## SOURCE RECORDS:
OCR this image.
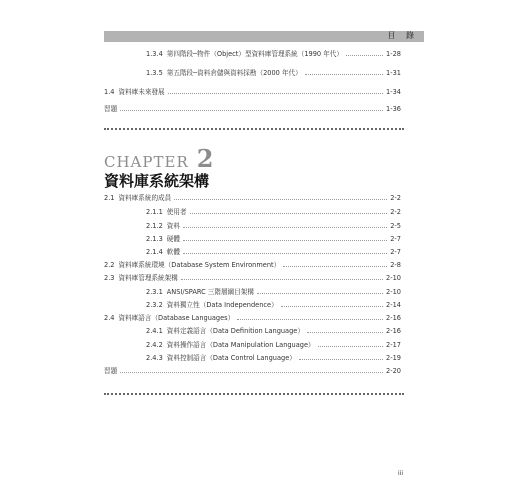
目 錄
1.3.4 第四階段─物件（Object）型資料庫管理系統（1990 年代）	1-28
1.3.5 第五階段─資料倉儲與資料採勘（2000 年代）	1-31
1.4 資料庫未來發展	1-34
習題	1-36
CHAPTER 2
資料庫系統架構
2.1 資料庫系統的成員	2-2
2.1.1 使用者	2-2
2.1.2 資料	2-5
2.1.3 硬體	2-7
2.1.4 軟體	2-7
2.2 資料庫系統環境（Database System Environment）	2-8
2.3 資料庫管理系統架構	2-10
2.3.1 ANSI/SPARC 三階層綱目架構	2-10
2.3.2 資料獨立性（Data Independence）	2-14
2.4 資料庫語言（Database Languages）	2-16
2.4.1 資料定義語言（Data Definition Language）	2-16
2.4.2 資料操作語言（Data Manipulation Language）	2-17
2.4.3 資料控制語言（Data Control Language）	2-19
習題	2-20
iii
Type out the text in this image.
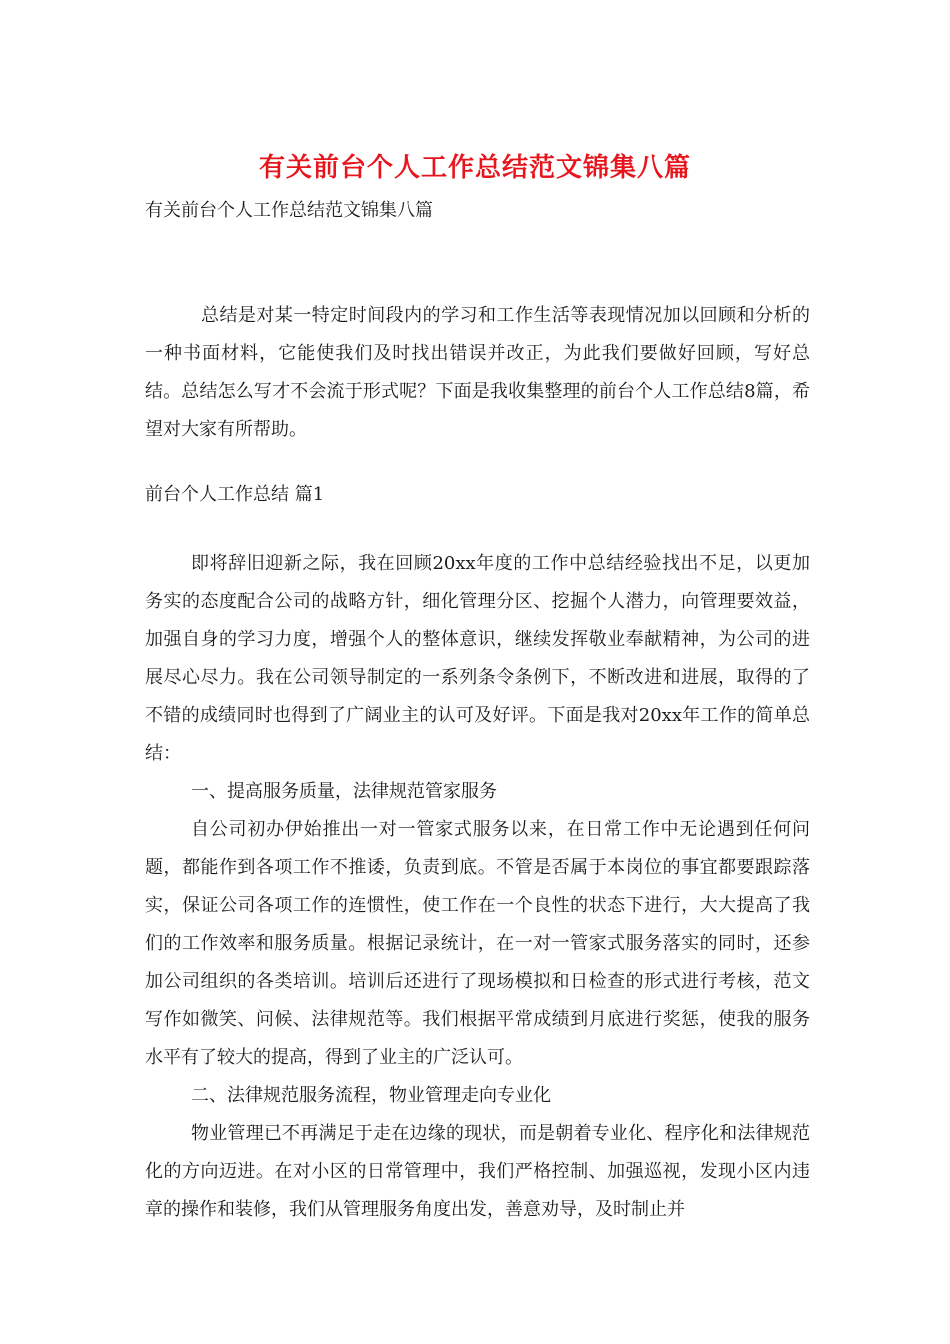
有关前台个人工作总结范文锦集八篇

有关前台个人工作总结范文锦集八篇

总结是对某一特定时间段内的学习和工作生活等表现情况加以回顾和分析的一种书面材料，它能使我们及时找出错误并改正，为此我们要做好回顾，写好总结。总结怎么写才不会流于形式呢？下面是我收集整理的前台个人工作总结8篇，希望对大家有所帮助。

前台个人工作总结 篇1

即将辞旧迎新之际，我在回顾20xx年度的工作中总结经验找出不足，以更加务实的态度配合公司的战略方针，细化管理分区、挖掘个人潜力，向管理要效益，加强自身的学习力度，增强个人的整体意识，继续发挥敬业奉献精神，为公司的进展尽心尽力。我在公司领导制定的一系列条令条例下，不断改进和进展，取得的了不错的成绩同时也得到了广阔业主的认可及好评。下面是我对20xx年工作的简单总结：

一、提高服务质量，法律规范管家服务

自公司初办伊始推出一对一管家式服务以来，在日常工作中无论遇到任何问题，都能作到各项工作不推诿，负责到底。不管是否属于本岗位的事宜都要跟踪落实，保证公司各项工作的连惯性，使工作在一个良性的状态下进行，大大提高了我们的工作效率和服务质量。根据记录统计，在一对一管家式服务落实的同时，还参加公司组织的各类培训。培训后还进行了现场模拟和日检查的形式进行考核，范文写作如微笑、问候、法律规范等。我们根据平常成绩到月底进行奖惩，使我的服务水平有了较大的提高，得到了业主的广泛认可。

二、法律规范服务流程，物业管理走向专业化

物业管理已不再满足于走在边缘的现状，而是朝着专业化、程序化和法律规范化的方向迈进。在对小区的日常管理中，我们严格控制、加强巡视，发现小区内违章的操作和装修，我们从管理服务角度出发，善意劝导，及时制止并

## WORK REQUIRED:
Pick out each line containing "image" and report it.

## RESULT FOR THIS EXERCISE:
OCR this image.
Type out the text in this image.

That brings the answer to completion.